Aim: Reproduce everything from the row containing "variable-value: 16: [203, 451, 219, 465]" down to the row containing "variable-value: C:\Users\001\OneDrive: [203, 156, 341, 170]", with both of those rows included.

Data shown:

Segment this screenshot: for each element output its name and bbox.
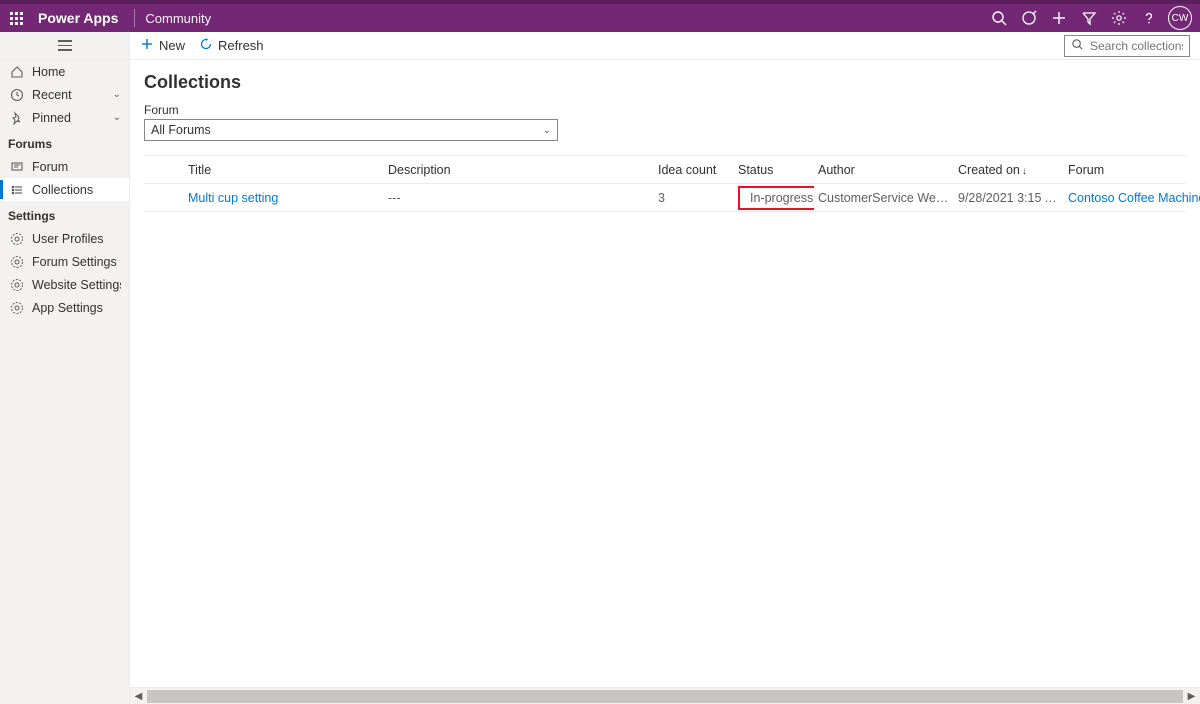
sidebar-item-label: Collections: [32, 183, 121, 197]
user-avatar[interactable]: CW: [1168, 6, 1192, 30]
forum-select-value: All Forums: [151, 123, 211, 137]
col-description[interactable]: Description: [384, 163, 654, 177]
sidebar-item-app-settings[interactable]: App Settings: [0, 296, 129, 319]
sidebar-item-label: Forum: [32, 160, 121, 174]
sidebar-toggle[interactable]: [0, 32, 129, 60]
sidebar-item-home[interactable]: Home: [0, 60, 129, 83]
forum-select[interactable]: All Forums ⌄: [144, 119, 558, 141]
sidebar-item-label: Pinned: [32, 111, 113, 125]
forum-icon: [8, 160, 26, 174]
col-created-on[interactable]: Created on↓: [954, 163, 1064, 177]
chevron-down-icon: ⌄: [543, 125, 551, 136]
sidebar-section-forums: Forums: [0, 129, 129, 155]
sidebar-item-label: Home: [32, 65, 121, 79]
col-author[interactable]: Author: [814, 163, 954, 177]
collections-table: Title Description Idea count Status Auth…: [144, 155, 1186, 212]
cmd-label: New: [159, 38, 185, 53]
list-icon: [8, 183, 26, 197]
row-description: ---: [384, 191, 654, 205]
sidebar-item-label: User Profiles: [32, 232, 121, 246]
pin-icon: [8, 111, 26, 125]
app-launcher-icon[interactable]: [0, 4, 32, 32]
gear-icon: [8, 278, 26, 292]
sidebar-section-settings: Settings: [0, 201, 129, 227]
sidebar-item-label: Website Settings: [32, 278, 121, 292]
brand-label: Power Apps: [32, 10, 124, 26]
sort-desc-icon: ↓: [1020, 166, 1027, 177]
search-input[interactable]: [1090, 39, 1183, 53]
scroll-left-button[interactable]: ◀: [130, 688, 147, 704]
sidebar-item-website-settings[interactable]: Website Settings: [0, 273, 129, 296]
sidebar-item-forum[interactable]: Forum: [0, 155, 129, 178]
gear-icon: [8, 301, 26, 315]
scroll-right-button[interactable]: ▶: [1183, 688, 1200, 704]
row-status: In-progress: [734, 186, 814, 210]
sidebar-item-forum-settings[interactable]: Forum Settings: [0, 250, 129, 273]
row-author: CustomerService Web Staging: [814, 191, 954, 205]
forum-field-label: Forum: [144, 103, 1186, 117]
table-row[interactable]: Multi cup setting --- 3 In-progress Cust…: [144, 184, 1186, 212]
sidebar-item-label: Recent: [32, 88, 113, 102]
command-bar: New Refresh: [130, 32, 1200, 60]
row-title-link[interactable]: Multi cup setting: [184, 191, 384, 205]
col-forum[interactable]: Forum: [1064, 163, 1200, 177]
help-icon[interactable]: [1134, 4, 1164, 32]
row-idea-count: 3: [654, 191, 734, 205]
settings-icon[interactable]: [1104, 4, 1134, 32]
sidebar-item-label: Forum Settings: [32, 255, 121, 269]
target-icon[interactable]: [1014, 4, 1044, 32]
page-title: Collections: [144, 72, 1186, 93]
clock-icon: [8, 88, 26, 102]
scroll-thumb[interactable]: [147, 690, 1183, 703]
sidebar-item-collections[interactable]: Collections: [0, 178, 129, 201]
row-forum-link[interactable]: Contoso Coffee Machine: [1064, 191, 1200, 205]
scroll-track[interactable]: [147, 688, 1183, 704]
main: New Refresh Collections Forum All Forums…: [130, 32, 1200, 704]
chevron-down-icon: ⌄: [113, 112, 121, 123]
home-icon: [8, 65, 26, 79]
refresh-icon: [199, 37, 213, 54]
plus-icon: [140, 37, 154, 54]
new-button[interactable]: New: [140, 37, 185, 54]
col-status[interactable]: Status: [734, 163, 814, 177]
col-idea-count[interactable]: Idea count: [654, 163, 734, 177]
gear-icon: [8, 232, 26, 246]
global-header: Power Apps Community CW: [0, 0, 1200, 32]
avatar-initials: CW: [1172, 13, 1189, 24]
col-title[interactable]: Title: [184, 163, 384, 177]
sidebar-item-pinned[interactable]: Pinned ⌄: [0, 106, 129, 129]
filter-icon[interactable]: [1074, 4, 1104, 32]
sidebar: Home Recent ⌄ Pinned ⌄ Forums Forum Coll…: [0, 32, 130, 704]
table-header-row: Title Description Idea count Status Auth…: [144, 156, 1186, 184]
gear-icon: [8, 255, 26, 269]
chevron-down-icon: ⌄: [113, 89, 121, 100]
add-icon[interactable]: [1044, 4, 1074, 32]
status-highlight: In-progress: [738, 186, 814, 210]
row-created-on: 9/28/2021 3:15 AM: [954, 191, 1064, 205]
cmd-label: Refresh: [218, 38, 264, 53]
breadcrumb[interactable]: Community: [145, 11, 211, 26]
search-icon[interactable]: [984, 4, 1014, 32]
sidebar-item-recent[interactable]: Recent ⌄: [0, 83, 129, 106]
search-box[interactable]: [1064, 35, 1190, 57]
search-icon: [1071, 38, 1084, 54]
sidebar-item-user-profiles[interactable]: User Profiles: [0, 227, 129, 250]
header-divider: [134, 9, 135, 27]
refresh-button[interactable]: Refresh: [199, 37, 264, 54]
horizontal-scrollbar[interactable]: ◀ ▶: [130, 687, 1200, 704]
sidebar-item-label: App Settings: [32, 301, 121, 315]
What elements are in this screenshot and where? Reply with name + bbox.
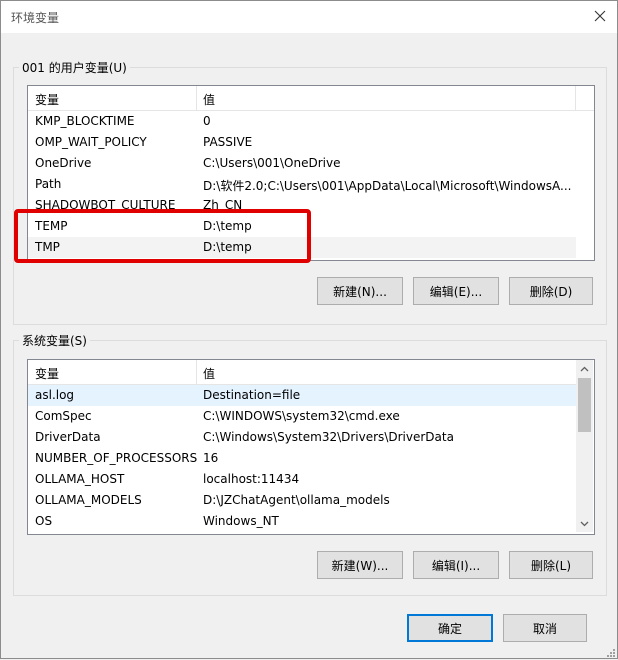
variable-value: 16: [203, 451, 219, 465]
variable-name: OS: [35, 514, 53, 528]
vertical-scrollbar[interactable]: [576, 360, 593, 532]
scroll-up-icon[interactable]: [576, 360, 593, 377]
system-edit-button[interactable]: 编辑(I)...: [413, 551, 499, 579]
system-variables-title: 系统变量(S): [19, 332, 90, 349]
system-variables-list[interactable]: 变量 值 asl.log Destination=file ComSpec C:…: [27, 359, 595, 535]
resize-grip-icon[interactable]: [605, 646, 615, 657]
scroll-thumb[interactable]: [578, 378, 591, 432]
user-delete-button[interactable]: 删除(D): [509, 277, 593, 305]
variable-value: C:\Users\001\OneDrive: [203, 156, 341, 170]
list-item-selected[interactable]: asl.log Destination=file: [28, 385, 576, 406]
user-edit-button[interactable]: 编辑(E)...: [413, 277, 499, 305]
variable-value: C:\WINDOWS\system32\cmd.exe: [203, 409, 400, 423]
column-header-variable[interactable]: 变量: [35, 91, 59, 108]
user-new-button[interactable]: 新建(N)...: [317, 277, 403, 305]
variable-value: Windows_NT: [203, 514, 279, 528]
user-list-header: 变量 值: [28, 86, 594, 111]
variable-value: PASSIVE: [203, 135, 253, 149]
variable-name: Path: [35, 177, 62, 191]
title-bar: 环境变量: [1, 1, 617, 33]
cancel-button[interactable]: 取消: [503, 614, 587, 642]
list-item[interactable]: ComSpec C:\WINDOWS\system32\cmd.exe: [28, 406, 576, 427]
variable-name: DriverData: [35, 430, 101, 444]
window-title: 环境变量: [11, 11, 60, 25]
user-variables-title: 001 的用户变量(U): [19, 59, 130, 76]
column-header-value[interactable]: 值: [203, 365, 215, 382]
column-header-variable[interactable]: 变量: [35, 365, 59, 382]
highlight-annotation-box: [14, 209, 311, 263]
variable-name: KMP_BLOCKTIME: [35, 114, 135, 128]
close-icon[interactable]: [589, 5, 611, 27]
ok-button[interactable]: 确定: [407, 614, 493, 642]
scroll-down-icon[interactable]: [576, 515, 593, 532]
variable-name: OLLAMA_HOST: [35, 472, 125, 486]
list-item[interactable]: OneDrive C:\Users\001\OneDrive: [28, 153, 594, 174]
list-item[interactable]: OLLAMA_MODELS D:\JZChatAgent\ollama_mode…: [28, 490, 576, 511]
environment-variables-dialog: 环境变量 001 的用户变量(U) 变量 值 KMP_BLOCKTIME 0 O…: [0, 0, 618, 659]
list-item[interactable]: DriverData C:\Windows\System32\Drivers\D…: [28, 427, 576, 448]
column-header-value[interactable]: 值: [203, 91, 215, 108]
variable-name: OneDrive: [35, 156, 92, 170]
variable-value: Destination=file: [203, 388, 301, 402]
system-delete-button[interactable]: 删除(L): [509, 551, 593, 579]
list-item[interactable]: OMP_WAIT_POLICY PASSIVE: [28, 132, 594, 153]
list-item[interactable]: Path D:\软件2.0;C:\Users\001\AppData\Local…: [28, 174, 594, 195]
list-item[interactable]: OLLAMA_HOST localhost:11434: [28, 469, 576, 490]
variable-value: C:\Windows\System32\Drivers\DriverData: [203, 430, 454, 444]
list-item[interactable]: OS Windows_NT: [28, 511, 576, 532]
list-item[interactable]: KMP_BLOCKTIME 0: [28, 111, 594, 132]
variable-value: D:\软件2.0;C:\Users\001\AppData\Local\Micr…: [203, 179, 572, 193]
variable-value: D:\JZChatAgent\ollama_models: [203, 493, 390, 507]
variable-name: ComSpec: [35, 409, 92, 423]
system-new-button[interactable]: 新建(W)...: [317, 551, 403, 579]
variable-value: 0: [203, 114, 211, 128]
variable-value: localhost:11434: [203, 472, 300, 486]
variable-name: NUMBER_OF_PROCESSORS: [35, 451, 198, 465]
variable-name: asl.log: [35, 388, 75, 402]
system-list-header: 变量 值: [28, 360, 576, 385]
variable-name: OMP_WAIT_POLICY: [35, 135, 147, 149]
list-item[interactable]: NUMBER_OF_PROCESSORS 16: [28, 448, 576, 469]
variable-name: OLLAMA_MODELS: [35, 493, 142, 507]
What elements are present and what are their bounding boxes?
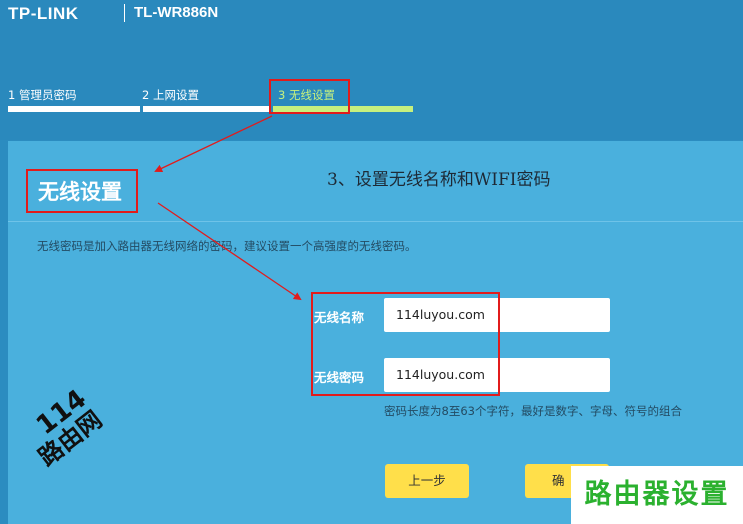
password-hint: 密码长度为8至63个字符，最好是数字、字母、符号的组合 <box>384 404 682 418</box>
step-bar-internet-settings <box>143 106 270 112</box>
tp-link-logo: TP-LINK <box>8 4 79 23</box>
section-divider <box>8 221 743 222</box>
brand-separator <box>124 4 125 22</box>
model-name: TL-WR886N <box>134 4 219 21</box>
prev-button[interactable]: 上一步 <box>385 464 469 498</box>
annotation-box-title <box>26 169 138 213</box>
step-admin-password[interactable]: 1 管理员密码 <box>8 87 76 103</box>
watermark-badge: 路由器设置 <box>571 466 743 524</box>
step-bar-admin-password <box>8 106 140 112</box>
header-bar <box>0 0 743 140</box>
annotation-text: 3、设置无线名称和WIFI密码 <box>327 170 551 190</box>
annotation-box-fields <box>311 292 500 396</box>
wireless-description: 无线密码是加入路由器无线网络的密码，建议设置一个高强度的无线密码。 <box>37 239 417 253</box>
step-internet-settings[interactable]: 2 上网设置 <box>142 87 199 103</box>
annotation-box-step <box>269 79 350 114</box>
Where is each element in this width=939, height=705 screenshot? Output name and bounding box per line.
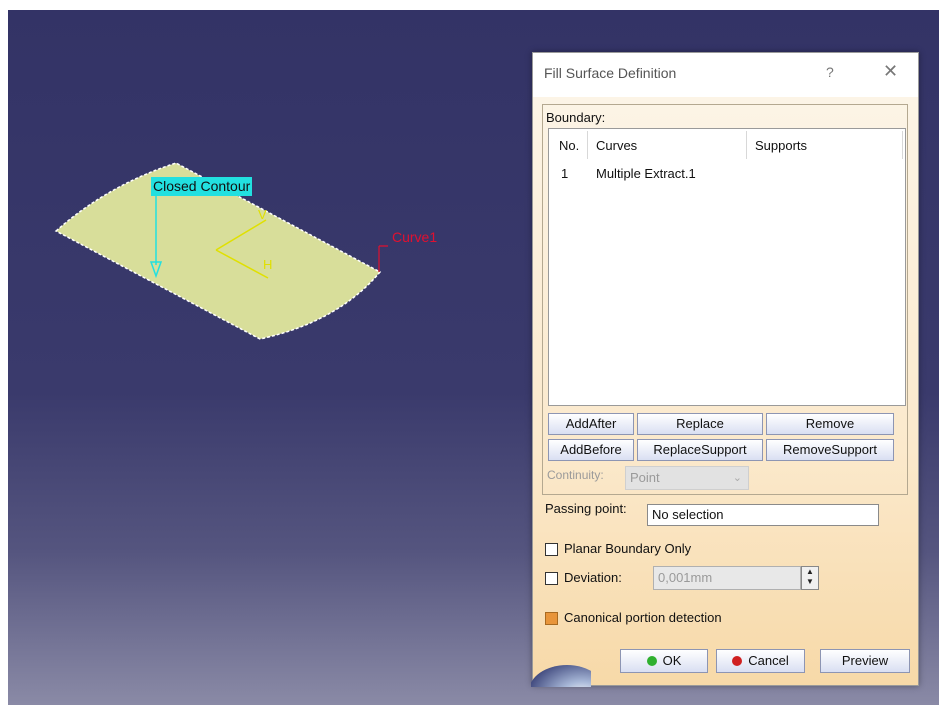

Final result:
variable-value: 16: [203, 451, 219, 465]
variable-name: OS: [35, 514, 53, 528]
vertical-scrollbar[interactable]: [576, 360, 593, 532]
scroll-up-icon[interactable]: [576, 360, 593, 377]
system-edit-button[interactable]: 编辑(I)...: [413, 551, 499, 579]
system-variables-title: 系统变量(S): [19, 332, 90, 349]
system-variables-list[interactable]: 变量 值 asl.log Destination=file ComSpec C:…: [27, 359, 595, 535]
resize-grip-icon[interactable]: [605, 646, 615, 657]
scroll-thumb[interactable]: [578, 378, 591, 432]
user-delete-button[interactable]: 删除(D): [509, 277, 593, 305]
variable-value: C:\Users\001\OneDrive: [203, 156, 341, 170]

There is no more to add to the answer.